───── Data to process
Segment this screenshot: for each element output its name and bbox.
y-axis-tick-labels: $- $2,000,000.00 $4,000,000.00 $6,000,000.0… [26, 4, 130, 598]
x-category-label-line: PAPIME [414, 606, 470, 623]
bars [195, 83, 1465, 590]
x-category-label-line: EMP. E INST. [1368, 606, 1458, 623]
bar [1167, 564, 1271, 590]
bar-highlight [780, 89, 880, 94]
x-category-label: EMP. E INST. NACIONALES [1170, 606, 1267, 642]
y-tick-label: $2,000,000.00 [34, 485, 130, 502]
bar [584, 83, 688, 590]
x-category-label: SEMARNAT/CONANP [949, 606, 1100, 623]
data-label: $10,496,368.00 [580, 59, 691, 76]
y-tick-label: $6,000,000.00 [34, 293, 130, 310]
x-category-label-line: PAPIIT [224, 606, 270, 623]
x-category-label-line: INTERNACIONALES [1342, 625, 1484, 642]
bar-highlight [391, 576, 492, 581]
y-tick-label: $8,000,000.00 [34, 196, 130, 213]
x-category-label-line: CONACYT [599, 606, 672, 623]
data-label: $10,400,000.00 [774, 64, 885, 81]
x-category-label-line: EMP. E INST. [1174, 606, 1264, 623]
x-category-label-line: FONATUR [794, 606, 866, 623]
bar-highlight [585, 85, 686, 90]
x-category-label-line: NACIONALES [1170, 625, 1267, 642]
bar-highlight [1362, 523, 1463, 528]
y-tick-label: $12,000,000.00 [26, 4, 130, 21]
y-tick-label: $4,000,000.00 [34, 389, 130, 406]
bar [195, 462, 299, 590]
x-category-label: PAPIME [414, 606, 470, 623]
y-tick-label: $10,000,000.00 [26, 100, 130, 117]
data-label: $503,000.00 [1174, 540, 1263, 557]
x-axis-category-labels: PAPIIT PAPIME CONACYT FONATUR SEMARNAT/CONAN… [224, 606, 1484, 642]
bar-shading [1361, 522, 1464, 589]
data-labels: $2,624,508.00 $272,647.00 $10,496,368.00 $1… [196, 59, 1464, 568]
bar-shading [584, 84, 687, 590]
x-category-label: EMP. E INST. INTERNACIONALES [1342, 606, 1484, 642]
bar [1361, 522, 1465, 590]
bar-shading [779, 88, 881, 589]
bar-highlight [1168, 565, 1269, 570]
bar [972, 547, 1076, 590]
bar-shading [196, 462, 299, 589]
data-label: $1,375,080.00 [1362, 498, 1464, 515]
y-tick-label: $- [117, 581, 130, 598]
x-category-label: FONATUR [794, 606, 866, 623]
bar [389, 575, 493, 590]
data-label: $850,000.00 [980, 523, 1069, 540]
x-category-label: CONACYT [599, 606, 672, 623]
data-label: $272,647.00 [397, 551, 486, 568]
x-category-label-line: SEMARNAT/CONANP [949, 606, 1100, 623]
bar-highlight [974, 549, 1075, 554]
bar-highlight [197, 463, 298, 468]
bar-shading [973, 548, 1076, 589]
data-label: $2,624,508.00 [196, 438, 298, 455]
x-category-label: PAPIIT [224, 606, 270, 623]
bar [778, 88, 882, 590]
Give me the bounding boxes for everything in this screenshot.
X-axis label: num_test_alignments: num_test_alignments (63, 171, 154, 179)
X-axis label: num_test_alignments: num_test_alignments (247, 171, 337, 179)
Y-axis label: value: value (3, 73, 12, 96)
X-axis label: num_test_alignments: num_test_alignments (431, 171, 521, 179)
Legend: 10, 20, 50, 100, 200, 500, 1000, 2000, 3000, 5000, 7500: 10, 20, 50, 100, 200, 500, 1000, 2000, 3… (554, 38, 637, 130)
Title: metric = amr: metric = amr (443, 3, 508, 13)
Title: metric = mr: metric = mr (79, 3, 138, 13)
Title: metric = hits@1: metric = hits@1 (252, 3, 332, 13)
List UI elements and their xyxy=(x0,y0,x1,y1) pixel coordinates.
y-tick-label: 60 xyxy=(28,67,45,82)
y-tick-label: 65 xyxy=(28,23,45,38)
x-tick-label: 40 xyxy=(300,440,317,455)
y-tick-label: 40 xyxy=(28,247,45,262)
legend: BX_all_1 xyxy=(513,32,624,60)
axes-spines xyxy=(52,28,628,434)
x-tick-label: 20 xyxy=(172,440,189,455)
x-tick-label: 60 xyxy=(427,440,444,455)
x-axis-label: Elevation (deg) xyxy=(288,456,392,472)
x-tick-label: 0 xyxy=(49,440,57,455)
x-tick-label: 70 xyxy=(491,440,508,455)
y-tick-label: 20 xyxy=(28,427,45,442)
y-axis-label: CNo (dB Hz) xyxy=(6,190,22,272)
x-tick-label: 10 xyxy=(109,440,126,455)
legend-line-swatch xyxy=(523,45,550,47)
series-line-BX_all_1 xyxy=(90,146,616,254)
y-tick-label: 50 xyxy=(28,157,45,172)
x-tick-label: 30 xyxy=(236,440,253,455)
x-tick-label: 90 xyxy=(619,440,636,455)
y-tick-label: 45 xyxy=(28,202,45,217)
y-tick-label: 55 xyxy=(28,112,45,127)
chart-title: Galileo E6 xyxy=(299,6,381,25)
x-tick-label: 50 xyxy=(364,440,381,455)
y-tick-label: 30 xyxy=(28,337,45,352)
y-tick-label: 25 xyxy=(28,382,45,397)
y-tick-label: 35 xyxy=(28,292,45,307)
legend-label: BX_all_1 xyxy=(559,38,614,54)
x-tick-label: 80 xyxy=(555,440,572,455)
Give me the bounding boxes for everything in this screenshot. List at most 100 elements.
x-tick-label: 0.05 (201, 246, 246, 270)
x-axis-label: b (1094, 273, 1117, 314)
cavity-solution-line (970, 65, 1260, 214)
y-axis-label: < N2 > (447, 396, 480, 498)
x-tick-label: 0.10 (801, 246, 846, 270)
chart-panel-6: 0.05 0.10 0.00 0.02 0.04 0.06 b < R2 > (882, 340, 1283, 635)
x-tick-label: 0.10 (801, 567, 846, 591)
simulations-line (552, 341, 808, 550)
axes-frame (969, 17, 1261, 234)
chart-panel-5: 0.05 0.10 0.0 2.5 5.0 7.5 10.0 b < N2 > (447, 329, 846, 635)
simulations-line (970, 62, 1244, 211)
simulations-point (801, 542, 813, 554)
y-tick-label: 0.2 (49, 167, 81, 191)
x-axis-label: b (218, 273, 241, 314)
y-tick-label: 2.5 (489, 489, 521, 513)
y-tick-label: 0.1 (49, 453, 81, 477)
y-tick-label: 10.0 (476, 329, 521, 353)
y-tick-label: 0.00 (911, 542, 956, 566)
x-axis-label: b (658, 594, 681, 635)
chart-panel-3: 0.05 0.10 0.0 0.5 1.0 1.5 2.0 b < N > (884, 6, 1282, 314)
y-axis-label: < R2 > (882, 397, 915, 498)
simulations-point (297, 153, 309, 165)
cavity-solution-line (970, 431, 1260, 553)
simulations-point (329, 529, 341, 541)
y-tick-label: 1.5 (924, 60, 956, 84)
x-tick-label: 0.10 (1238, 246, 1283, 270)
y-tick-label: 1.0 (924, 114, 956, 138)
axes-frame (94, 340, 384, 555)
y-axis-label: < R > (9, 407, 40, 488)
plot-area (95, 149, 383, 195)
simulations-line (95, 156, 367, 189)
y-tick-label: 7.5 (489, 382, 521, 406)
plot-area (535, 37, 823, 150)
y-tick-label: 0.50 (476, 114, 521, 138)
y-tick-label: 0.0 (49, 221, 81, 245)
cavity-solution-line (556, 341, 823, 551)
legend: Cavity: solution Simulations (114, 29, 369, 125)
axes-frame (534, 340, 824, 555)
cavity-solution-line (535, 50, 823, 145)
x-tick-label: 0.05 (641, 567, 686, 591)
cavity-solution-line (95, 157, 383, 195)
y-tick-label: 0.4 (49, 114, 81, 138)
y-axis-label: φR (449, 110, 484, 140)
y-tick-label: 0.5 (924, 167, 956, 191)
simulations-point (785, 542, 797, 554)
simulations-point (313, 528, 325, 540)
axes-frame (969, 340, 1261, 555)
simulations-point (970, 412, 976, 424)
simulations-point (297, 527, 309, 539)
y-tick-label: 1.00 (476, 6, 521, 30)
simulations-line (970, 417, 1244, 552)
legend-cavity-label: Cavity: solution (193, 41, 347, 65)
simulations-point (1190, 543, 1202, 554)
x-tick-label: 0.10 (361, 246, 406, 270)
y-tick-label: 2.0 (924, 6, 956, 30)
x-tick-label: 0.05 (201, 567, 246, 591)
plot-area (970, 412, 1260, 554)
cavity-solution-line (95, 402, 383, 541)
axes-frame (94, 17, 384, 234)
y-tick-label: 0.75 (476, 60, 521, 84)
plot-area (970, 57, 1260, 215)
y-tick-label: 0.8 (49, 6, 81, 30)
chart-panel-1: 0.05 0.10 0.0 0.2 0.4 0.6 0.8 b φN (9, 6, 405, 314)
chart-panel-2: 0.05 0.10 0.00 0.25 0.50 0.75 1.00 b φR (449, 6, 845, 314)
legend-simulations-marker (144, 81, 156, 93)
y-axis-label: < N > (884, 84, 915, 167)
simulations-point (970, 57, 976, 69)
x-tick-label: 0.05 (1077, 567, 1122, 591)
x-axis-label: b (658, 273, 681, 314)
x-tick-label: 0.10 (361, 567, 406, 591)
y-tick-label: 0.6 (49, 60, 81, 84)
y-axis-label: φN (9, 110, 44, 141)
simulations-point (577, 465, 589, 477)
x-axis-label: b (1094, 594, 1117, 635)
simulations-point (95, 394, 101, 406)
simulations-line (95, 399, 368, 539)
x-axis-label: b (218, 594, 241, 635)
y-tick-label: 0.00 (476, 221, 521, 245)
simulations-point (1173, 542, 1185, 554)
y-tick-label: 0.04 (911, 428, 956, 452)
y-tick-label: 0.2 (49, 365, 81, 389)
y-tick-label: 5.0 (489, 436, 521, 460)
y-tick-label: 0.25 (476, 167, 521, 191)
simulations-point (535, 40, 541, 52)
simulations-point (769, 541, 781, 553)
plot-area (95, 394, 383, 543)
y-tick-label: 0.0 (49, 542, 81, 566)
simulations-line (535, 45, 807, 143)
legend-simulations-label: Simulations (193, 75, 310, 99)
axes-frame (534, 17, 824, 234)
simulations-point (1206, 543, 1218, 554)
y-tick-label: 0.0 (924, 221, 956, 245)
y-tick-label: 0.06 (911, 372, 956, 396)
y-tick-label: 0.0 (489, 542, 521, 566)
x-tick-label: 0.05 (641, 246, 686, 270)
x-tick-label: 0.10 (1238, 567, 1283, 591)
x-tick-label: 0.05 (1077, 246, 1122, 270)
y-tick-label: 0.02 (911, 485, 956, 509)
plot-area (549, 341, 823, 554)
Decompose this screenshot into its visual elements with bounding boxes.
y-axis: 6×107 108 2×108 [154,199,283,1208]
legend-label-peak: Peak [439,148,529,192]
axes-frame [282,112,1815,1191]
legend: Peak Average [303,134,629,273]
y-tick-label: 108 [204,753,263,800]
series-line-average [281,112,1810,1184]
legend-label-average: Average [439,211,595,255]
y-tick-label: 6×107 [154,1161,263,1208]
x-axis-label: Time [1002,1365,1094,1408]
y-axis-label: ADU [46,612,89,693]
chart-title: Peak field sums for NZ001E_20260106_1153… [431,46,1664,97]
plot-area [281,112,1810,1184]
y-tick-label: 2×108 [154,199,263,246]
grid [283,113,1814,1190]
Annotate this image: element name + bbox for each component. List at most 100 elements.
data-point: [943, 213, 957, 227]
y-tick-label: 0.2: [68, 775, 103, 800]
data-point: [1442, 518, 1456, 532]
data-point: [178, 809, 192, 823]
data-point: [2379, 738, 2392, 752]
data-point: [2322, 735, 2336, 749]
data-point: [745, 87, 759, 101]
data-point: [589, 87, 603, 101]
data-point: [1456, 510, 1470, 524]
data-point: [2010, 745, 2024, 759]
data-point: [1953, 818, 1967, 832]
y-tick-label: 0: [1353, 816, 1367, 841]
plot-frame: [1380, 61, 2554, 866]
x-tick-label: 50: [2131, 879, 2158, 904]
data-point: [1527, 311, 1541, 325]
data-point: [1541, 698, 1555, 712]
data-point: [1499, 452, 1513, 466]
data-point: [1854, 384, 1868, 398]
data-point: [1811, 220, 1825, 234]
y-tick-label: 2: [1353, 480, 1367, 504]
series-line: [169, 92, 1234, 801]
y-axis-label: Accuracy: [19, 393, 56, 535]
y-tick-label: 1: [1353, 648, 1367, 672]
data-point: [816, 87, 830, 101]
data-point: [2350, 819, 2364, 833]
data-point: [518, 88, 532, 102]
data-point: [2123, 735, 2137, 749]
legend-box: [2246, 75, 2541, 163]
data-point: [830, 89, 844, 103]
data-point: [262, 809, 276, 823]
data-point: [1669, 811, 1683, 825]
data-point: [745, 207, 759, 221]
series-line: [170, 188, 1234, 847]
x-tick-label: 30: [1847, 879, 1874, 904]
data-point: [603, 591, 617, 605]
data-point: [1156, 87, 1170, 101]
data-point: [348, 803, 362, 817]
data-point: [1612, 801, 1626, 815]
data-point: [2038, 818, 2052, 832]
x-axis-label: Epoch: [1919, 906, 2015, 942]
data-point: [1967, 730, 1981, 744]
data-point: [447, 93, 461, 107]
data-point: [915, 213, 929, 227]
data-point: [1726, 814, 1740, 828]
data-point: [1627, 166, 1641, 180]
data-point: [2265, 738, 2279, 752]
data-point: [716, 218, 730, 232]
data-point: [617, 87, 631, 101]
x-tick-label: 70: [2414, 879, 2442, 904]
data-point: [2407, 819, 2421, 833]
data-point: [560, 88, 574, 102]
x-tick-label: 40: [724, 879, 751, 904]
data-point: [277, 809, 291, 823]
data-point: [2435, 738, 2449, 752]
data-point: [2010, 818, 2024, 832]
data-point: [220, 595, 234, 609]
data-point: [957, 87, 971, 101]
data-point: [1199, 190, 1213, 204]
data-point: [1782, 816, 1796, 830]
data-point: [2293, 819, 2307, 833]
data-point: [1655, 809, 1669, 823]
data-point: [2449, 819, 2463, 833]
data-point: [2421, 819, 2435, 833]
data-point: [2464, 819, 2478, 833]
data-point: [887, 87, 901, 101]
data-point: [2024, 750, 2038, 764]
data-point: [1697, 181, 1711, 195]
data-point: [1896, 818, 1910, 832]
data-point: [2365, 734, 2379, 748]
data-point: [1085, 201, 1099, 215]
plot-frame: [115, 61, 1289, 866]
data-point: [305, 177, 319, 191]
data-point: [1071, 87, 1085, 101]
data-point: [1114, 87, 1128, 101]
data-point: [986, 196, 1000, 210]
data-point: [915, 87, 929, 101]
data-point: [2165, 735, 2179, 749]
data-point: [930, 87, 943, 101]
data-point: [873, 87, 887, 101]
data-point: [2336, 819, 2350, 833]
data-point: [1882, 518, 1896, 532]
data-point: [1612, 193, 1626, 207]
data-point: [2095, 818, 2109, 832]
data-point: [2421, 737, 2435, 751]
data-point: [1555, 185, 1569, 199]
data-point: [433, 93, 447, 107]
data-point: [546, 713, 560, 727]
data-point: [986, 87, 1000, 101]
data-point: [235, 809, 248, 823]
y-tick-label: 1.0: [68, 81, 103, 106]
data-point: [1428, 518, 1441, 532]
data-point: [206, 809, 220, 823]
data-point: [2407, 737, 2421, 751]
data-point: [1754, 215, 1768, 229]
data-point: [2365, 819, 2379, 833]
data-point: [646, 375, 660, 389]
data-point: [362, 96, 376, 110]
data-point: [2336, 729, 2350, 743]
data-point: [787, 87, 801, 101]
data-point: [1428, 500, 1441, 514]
──────────
:: Goal of the exercise ::
Copy out every line of the records shown above, from the beginning of the records down to the line containing "x-category-label-line: CONACYT [599, 606, 672, 623]", including both ends.

:: Exercise solution ::
Segment this screenshot: for each element output its name and bbox.
y-axis-tick-labels: $- $2,000,000.00 $4,000,000.00 $6,000,000.0… [26, 4, 130, 598]
x-category-label-line: PAPIME [414, 606, 470, 623]
bars [195, 83, 1465, 590]
x-category-label-line: EMP. E INST. [1368, 606, 1458, 623]
bar [1167, 564, 1271, 590]
bar-highlight [780, 89, 880, 94]
x-category-label: EMP. E INST. NACIONALES [1170, 606, 1267, 642]
y-tick-label: $2,000,000.00 [34, 485, 130, 502]
bar [584, 83, 688, 590]
x-category-label: SEMARNAT/CONANP [949, 606, 1100, 623]
data-label: $10,496,368.00 [580, 59, 691, 76]
y-tick-label: $6,000,000.00 [34, 293, 130, 310]
x-category-label-line: PAPIIT [224, 606, 270, 623]
x-category-label-line: INTERNACIONALES [1342, 625, 1484, 642]
bar-highlight [391, 576, 492, 581]
y-tick-label: $8,000,000.00 [34, 196, 130, 213]
x-category-label-line: CONACYT [599, 606, 672, 623]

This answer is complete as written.